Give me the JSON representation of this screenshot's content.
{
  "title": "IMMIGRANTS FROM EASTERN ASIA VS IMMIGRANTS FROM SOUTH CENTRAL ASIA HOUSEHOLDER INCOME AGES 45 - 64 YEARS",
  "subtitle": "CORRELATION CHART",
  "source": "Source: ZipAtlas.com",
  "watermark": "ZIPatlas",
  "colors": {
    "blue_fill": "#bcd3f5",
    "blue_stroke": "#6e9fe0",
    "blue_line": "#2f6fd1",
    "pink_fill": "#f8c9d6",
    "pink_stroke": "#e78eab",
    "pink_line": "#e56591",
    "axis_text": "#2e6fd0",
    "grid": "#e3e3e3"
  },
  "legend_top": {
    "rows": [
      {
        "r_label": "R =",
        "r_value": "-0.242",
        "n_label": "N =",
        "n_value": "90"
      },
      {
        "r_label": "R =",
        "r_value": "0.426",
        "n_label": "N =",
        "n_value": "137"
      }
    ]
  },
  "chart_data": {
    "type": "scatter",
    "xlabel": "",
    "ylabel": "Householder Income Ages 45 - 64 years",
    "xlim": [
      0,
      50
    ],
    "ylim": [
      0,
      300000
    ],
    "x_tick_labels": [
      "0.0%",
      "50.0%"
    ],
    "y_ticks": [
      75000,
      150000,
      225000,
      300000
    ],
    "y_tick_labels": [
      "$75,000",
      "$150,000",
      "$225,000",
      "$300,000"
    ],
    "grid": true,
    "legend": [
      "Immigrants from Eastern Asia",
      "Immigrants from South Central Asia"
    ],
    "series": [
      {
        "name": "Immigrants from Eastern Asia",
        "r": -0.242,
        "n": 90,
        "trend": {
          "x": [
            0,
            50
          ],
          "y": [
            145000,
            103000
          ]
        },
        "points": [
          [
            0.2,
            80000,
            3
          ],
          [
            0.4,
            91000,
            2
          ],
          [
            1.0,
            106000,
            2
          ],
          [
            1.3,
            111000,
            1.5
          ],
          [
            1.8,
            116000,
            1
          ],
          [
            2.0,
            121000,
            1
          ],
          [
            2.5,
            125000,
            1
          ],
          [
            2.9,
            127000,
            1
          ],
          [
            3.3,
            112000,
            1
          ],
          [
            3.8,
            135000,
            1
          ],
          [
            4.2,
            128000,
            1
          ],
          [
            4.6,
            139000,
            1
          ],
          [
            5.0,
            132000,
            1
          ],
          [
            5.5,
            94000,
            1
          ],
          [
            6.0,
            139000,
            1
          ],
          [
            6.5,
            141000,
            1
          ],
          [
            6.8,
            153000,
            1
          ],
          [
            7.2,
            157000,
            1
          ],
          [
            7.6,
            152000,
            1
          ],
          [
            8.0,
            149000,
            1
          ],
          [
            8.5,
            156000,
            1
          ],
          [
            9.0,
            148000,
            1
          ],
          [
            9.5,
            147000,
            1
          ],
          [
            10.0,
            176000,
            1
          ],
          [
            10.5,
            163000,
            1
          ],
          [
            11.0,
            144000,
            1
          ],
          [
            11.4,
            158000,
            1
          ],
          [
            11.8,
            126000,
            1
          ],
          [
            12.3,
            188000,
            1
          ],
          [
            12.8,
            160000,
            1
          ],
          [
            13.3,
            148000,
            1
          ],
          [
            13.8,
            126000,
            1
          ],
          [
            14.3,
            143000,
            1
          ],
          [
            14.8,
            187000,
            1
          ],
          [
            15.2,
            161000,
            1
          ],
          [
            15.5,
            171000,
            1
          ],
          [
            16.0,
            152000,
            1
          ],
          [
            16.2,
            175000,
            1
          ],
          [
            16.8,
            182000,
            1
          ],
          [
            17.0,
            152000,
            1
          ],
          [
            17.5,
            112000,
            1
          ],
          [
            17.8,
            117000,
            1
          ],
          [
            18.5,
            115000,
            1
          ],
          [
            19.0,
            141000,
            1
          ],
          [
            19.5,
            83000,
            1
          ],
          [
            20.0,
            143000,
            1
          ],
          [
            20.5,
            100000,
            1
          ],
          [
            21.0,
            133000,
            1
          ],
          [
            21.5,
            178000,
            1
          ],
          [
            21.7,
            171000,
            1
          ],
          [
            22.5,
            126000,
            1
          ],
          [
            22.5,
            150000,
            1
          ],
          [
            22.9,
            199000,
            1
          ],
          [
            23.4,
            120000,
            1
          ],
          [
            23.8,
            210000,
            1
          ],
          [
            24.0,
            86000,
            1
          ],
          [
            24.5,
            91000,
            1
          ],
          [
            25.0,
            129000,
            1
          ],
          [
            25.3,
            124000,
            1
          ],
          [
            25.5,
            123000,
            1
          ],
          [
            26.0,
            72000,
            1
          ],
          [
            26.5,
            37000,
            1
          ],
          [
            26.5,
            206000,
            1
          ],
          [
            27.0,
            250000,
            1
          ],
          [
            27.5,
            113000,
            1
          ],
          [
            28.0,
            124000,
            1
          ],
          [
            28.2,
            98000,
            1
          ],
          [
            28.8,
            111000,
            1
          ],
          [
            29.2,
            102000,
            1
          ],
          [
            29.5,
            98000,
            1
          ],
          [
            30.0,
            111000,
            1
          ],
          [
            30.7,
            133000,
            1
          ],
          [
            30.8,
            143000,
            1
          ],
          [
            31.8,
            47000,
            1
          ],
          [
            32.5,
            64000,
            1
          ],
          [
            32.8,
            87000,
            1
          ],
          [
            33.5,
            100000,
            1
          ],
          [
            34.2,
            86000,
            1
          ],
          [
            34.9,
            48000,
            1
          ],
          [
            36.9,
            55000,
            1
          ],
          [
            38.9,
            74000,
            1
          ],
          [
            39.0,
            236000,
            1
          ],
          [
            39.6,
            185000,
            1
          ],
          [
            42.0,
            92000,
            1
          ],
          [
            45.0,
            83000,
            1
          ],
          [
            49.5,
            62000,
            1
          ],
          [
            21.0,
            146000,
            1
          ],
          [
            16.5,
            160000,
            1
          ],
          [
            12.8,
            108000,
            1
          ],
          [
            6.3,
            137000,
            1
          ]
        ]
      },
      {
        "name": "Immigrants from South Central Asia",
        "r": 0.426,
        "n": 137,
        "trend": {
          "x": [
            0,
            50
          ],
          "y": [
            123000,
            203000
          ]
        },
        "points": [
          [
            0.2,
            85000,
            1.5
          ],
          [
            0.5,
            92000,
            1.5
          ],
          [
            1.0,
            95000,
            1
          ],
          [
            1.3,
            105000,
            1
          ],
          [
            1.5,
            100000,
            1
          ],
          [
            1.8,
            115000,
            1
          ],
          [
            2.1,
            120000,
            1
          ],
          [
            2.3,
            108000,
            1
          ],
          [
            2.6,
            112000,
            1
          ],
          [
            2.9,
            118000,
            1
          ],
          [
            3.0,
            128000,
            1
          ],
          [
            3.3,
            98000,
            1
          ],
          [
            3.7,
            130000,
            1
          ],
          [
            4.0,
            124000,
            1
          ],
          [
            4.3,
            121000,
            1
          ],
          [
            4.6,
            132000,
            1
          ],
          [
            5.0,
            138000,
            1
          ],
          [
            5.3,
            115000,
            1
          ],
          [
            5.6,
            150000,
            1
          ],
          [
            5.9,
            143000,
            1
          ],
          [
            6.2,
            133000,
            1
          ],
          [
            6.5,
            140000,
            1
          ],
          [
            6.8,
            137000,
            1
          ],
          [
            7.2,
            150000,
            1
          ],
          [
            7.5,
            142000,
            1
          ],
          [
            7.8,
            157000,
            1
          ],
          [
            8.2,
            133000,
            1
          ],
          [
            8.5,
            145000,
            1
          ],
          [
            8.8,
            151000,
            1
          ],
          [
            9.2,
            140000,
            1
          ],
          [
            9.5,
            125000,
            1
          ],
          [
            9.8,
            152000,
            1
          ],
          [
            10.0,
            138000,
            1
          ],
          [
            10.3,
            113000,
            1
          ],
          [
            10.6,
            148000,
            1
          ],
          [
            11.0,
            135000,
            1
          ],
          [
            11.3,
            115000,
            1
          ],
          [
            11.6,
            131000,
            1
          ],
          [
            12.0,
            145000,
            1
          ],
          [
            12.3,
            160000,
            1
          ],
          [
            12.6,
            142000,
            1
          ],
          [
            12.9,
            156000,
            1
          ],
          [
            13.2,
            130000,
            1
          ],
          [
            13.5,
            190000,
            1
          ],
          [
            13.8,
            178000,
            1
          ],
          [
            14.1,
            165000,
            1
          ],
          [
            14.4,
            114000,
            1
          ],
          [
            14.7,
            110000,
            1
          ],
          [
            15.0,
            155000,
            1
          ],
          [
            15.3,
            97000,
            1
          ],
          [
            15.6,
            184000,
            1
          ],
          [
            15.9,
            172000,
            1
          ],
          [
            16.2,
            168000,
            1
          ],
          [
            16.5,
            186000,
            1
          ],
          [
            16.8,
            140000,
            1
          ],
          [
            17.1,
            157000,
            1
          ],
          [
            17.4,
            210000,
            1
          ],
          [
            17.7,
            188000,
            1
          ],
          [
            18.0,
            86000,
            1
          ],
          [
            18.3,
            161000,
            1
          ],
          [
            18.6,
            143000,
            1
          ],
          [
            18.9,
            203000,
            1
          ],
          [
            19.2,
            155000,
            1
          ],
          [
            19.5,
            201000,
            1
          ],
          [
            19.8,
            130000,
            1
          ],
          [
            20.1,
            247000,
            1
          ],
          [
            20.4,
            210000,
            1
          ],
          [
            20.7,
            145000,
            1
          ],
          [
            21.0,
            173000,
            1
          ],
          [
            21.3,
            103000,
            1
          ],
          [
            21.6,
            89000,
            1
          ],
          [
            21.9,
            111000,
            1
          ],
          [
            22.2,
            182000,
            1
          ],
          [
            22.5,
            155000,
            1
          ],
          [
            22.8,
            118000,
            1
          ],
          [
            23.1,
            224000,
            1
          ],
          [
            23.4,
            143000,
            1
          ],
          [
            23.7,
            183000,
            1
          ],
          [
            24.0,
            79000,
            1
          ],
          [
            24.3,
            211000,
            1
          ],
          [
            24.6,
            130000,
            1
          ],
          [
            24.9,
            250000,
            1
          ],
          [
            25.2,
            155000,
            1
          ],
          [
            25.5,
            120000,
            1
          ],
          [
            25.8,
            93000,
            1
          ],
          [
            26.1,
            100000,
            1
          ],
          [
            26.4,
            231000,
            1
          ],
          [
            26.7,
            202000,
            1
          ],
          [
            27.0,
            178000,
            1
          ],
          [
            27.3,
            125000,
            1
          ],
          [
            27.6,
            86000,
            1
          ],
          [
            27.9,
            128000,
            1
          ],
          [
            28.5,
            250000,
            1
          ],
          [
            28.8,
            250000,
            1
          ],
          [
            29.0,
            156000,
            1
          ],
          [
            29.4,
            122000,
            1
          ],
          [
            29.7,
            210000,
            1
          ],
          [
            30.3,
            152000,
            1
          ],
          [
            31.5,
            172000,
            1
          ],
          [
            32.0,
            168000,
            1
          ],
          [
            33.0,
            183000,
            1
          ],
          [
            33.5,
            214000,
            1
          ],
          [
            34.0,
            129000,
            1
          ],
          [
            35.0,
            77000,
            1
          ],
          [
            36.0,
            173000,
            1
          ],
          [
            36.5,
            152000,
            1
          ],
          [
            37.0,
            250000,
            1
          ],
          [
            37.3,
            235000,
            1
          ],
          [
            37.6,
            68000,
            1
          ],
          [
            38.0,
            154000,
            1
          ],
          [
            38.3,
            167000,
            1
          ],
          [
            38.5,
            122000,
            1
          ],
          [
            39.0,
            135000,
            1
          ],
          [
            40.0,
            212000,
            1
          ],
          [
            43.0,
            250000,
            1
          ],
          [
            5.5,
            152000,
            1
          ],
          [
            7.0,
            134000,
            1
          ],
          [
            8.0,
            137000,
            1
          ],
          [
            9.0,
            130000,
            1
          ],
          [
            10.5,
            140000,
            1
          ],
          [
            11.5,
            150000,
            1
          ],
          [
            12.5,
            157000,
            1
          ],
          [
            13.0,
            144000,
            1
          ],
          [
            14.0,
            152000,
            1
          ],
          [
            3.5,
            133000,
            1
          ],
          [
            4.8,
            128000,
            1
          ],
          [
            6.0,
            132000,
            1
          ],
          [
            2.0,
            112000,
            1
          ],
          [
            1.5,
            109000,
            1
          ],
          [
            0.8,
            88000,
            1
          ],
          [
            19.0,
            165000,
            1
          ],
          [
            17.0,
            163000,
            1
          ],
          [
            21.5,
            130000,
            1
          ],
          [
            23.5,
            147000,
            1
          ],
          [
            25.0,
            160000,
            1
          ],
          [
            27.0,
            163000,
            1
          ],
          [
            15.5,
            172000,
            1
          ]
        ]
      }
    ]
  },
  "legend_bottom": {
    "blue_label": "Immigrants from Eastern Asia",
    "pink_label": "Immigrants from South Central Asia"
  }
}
■ ■ ■ ■ ■
**Written instruction:** Each line in the material either holds the string "name" or does not. State how many do, and nothing else.

**The completed task:** 2